**Directions**
Reproduce every entry exactly, without alteration.
-- Exercise input start --
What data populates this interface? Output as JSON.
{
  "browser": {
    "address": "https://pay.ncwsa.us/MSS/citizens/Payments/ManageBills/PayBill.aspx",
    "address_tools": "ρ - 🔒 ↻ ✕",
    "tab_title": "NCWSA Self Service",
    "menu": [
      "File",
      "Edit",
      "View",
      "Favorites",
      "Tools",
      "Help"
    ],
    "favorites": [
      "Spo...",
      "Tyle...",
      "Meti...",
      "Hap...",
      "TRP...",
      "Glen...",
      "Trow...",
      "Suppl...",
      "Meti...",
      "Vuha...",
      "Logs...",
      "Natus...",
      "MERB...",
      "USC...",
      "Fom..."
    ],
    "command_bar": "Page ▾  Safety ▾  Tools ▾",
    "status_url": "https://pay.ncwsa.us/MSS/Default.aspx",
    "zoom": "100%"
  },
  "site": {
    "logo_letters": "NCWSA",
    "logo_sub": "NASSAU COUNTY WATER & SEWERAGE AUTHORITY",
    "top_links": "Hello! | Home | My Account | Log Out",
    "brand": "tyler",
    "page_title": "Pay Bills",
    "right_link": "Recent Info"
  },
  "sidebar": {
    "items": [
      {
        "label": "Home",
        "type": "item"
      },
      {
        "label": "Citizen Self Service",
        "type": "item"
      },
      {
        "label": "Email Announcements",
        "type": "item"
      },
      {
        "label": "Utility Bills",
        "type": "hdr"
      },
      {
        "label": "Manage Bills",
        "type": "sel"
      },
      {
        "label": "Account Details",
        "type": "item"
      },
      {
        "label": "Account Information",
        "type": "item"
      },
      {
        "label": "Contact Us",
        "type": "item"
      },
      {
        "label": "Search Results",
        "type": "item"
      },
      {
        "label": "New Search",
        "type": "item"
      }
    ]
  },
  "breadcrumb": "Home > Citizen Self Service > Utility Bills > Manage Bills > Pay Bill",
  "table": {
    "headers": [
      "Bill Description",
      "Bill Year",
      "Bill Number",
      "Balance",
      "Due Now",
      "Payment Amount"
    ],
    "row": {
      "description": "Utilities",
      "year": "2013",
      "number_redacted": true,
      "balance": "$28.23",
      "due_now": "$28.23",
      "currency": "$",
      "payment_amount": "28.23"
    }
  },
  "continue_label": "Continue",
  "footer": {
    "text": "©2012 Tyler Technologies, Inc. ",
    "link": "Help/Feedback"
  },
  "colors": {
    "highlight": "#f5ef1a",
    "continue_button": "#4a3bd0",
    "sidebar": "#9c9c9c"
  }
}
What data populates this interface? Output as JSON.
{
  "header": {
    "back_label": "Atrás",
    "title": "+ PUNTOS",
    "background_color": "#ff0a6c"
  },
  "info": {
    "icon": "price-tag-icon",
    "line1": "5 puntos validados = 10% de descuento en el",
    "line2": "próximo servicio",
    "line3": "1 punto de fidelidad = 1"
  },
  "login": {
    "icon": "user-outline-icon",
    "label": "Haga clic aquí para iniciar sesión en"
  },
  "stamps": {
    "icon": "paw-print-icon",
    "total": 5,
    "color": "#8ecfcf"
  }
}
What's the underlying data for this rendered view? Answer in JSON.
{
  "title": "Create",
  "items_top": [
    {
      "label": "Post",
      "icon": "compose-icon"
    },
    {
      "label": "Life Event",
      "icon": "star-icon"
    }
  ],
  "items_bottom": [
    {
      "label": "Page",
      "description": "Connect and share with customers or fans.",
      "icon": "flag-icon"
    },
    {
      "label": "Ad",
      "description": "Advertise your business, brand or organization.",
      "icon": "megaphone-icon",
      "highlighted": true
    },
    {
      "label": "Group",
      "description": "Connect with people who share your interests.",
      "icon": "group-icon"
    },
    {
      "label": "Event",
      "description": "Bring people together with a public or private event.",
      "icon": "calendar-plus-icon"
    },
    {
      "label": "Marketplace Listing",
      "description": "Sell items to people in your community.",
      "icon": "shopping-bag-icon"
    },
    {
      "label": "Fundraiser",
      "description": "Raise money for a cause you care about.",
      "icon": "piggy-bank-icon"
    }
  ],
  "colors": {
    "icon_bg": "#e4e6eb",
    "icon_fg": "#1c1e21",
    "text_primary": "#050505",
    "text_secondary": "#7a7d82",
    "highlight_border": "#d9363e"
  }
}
-- Exercise input end --
**Answer below**
What data populates this interface? Output as JSON.
{
  "browser": {
    "address": "https://pay.ncwsa.us/MSS/citizens/Payments/ManageBills/PayBill.aspx",
    "address_tools": "ρ - 🔒 ↻ ✕",
    "tab_title": "NCWSA Self Service",
    "menu": [
      "File",
      "Edit",
      "View",
      "Favorites",
      "Tools",
      "Help"
    ],
    "favorites": [
      "Spo...",
      "Tyle...",
      "Meti...",
      "Hap...",
      "TRP...",
      "Glen...",
      "Trow...",
      "Suppl...",
      "Meti...",
      "Vuha...",
      "Logs...",
      "Natus...",
      "MERB...",
      "USC...",
      "Fom..."
    ],
    "command_bar": "Page ▾  Safety ▾  Tools ▾",
    "status_url": "https://pay.ncwsa.us/MSS/Default.aspx",
    "zoom": "100%"
  },
  "site": {
    "logo_letters": "NCWSA",
    "logo_sub": "NASSAU COUNTY WATER & SEWERAGE AUTHORITY",
    "top_links": "Hello! | Home | My Account | Log Out",
    "brand": "tyler",
    "page_title": "Pay Bills",
    "right_link": "Recent Info"
  },
  "sidebar": {
    "items": [
      {
        "label": "Home",
        "type": "item"
      },
      {
        "label": "Citizen Self Service",
        "type": "item"
      },
      {
        "label": "Email Announcements",
        "type": "item"
      },
      {
        "label": "Utility Bills",
        "type": "hdr"
      },
      {
        "label": "Manage Bills",
        "type": "sel"
      },
      {
        "label": "Account Details",
        "type": "item"
      },
      {
        "label": "Account Information",
        "type": "item"
      },
      {
        "label": "Contact Us",
        "type": "item"
      },
      {
        "label": "Search Results",
        "type": "item"
      },
      {
        "label": "New Search",
        "type": "item"
      }
    ]
  },
  "breadcrumb": "Home > Citizen Self Service > Utility Bills > Manage Bills > Pay Bill",
  "table": {
    "headers": [
      "Bill Description",
      "Bill Year",
      "Bill Number",
      "Balance",
      "Due Now",
      "Payment Amount"
    ],
    "row": {
      "description": "Utilities",
      "year": "2013",
      "number_redacted": true,
      "balance": "$28.23",
      "due_now": "$28.23",
      "currency": "$",
      "payment_amount": "28.23"
    }
  },
  "continue_label": "Continue",
  "footer": {
    "text": "©2012 Tyler Technologies, Inc. ",
    "link": "Help/Feedback"
  },
  "colors": {
    "highlight": "#f5ef1a",
    "continue_button": "#4a3bd0",
    "sidebar": "#9c9c9c"
  }
}
What data populates this interface? Output as JSON.
{
  "header": {
    "back_label": "Atrás",
    "title": "+ PUNTOS",
    "background_color": "#ff0a6c"
  },
  "info": {
    "icon": "price-tag-icon",
    "line1": "5 puntos validados = 10% de descuento en el",
    "line2": "próximo servicio",
    "line3": "1 punto de fidelidad = 1"
  },
  "login": {
    "icon": "user-outline-icon",
    "label": "Haga clic aquí para iniciar sesión en"
  },
  "stamps": {
    "icon": "paw-print-icon",
    "total": 5,
    "color": "#8ecfcf"
  }
}
What's the underlying data for this rendered view? Answer in JSON.
{
  "title": "Create",
  "items_top": [
    {
      "label": "Post",
      "icon": "compose-icon"
    },
    {
      "label": "Life Event",
      "icon": "star-icon"
    }
  ],
  "items_bottom": [
    {
      "label": "Page",
      "description": "Connect and share with customers or fans.",
      "icon": "flag-icon"
    },
    {
      "label": "Ad",
      "description": "Advertise your business, brand or organization.",
      "icon": "megaphone-icon",
      "highlighted": true
    },
    {
      "label": "Group",
      "description": "Connect with people who share your interests.",
      "icon": "group-icon"
    },
    {
      "label": "Event",
      "description": "Bring people together with a public or private event.",
      "icon": "calendar-plus-icon"
    },
    {
      "label": "Marketplace Listing",
      "description": "Sell items to people in your community.",
      "icon": "shopping-bag-icon"
    },
    {
      "label": "Fundraiser",
      "description": "Raise money for a cause you care about.",
      "icon": "piggy-bank-icon"
    }
  ],
  "colors": {
    "icon_bg": "#e4e6eb",
    "icon_fg": "#1c1e21",
    "text_primary": "#050505",
    "text_secondary": "#7a7d82",
    "highlight_border": "#d9363e"
  }
}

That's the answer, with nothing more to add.